++++ Page extract

Skip to main content

A framework for scaling pixel-level analysis to large images

Project description

./morpheus-core.png https://travis-ci.com/morpheus-project/morpheus-core.svg?branch=master https://codecov.io/gh/morpheus-project/morpheus-core/branch/master/graph/badge.svg https://readthedocs.org/projects/morpheus-framework/badge/?version=latest https://img.shields.io/badge/code%20style-black-000000.svg https://img.shields.io/badge/python-3.6-blue.svg

morpheus_core is python package that scales up per-pixel machine learning methods to large astronomical images. It is designed to take an already trained per-pixel machine learning/deep learning model and scale it up to large astronomical images. morpheus_core handles the following tasks:

  • Opening large FITS files

  • Extracting the batches of image subsamples

  • Feeding the batches to the provided model

  • Aggregates output classifications into large output FITS image

  • Parallelize classification using CPUs or NVIDIA GPUs

morpheus_core does this by using a ‘sliding window’ technique. Extracting a moving window of a large image feeding to your model, and aggregating the outputs from your model back into an output image that is the same size as the input image(s).An example of this aggregation can be seen below, as applied in the original Morpheus paper:

./morpheus.gif

morpheus_core offers two methods for aggregating outputs on pixels: calculating a running mean and variance, and a ‘rank vote’ method. The mean and variance outputs are recorded for each output class. The ‘rank vote’ method records which of the output classes has the highest value and keeps a ‘running tally’ of how many times an output class has the highest value and normnalizes the counts to sum one when morpheus_core is finished classifying the image.

++++++++

Turn the paragraph of the morpheus_core description that opens with "morpheus_core offers two methods" into a short list that keeps its main facts. The data have no role in this exercise.

++++ Given data

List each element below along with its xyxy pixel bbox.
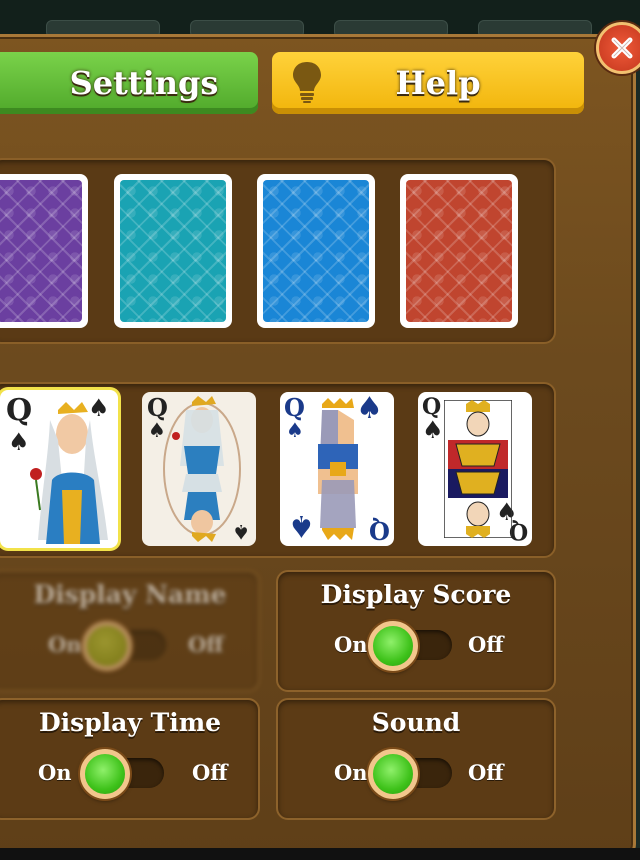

++++++++

Result of this task.
- morpheus_core aggregates outputs on pixels in two ways: a running mean and variance, and a "rank vote."
- Mean and variance are recorded for each output class.
- Rank vote keeps a running tally of how often each output class has the highest value. When classification of the image is finished, it normalizes the counts to sum to one.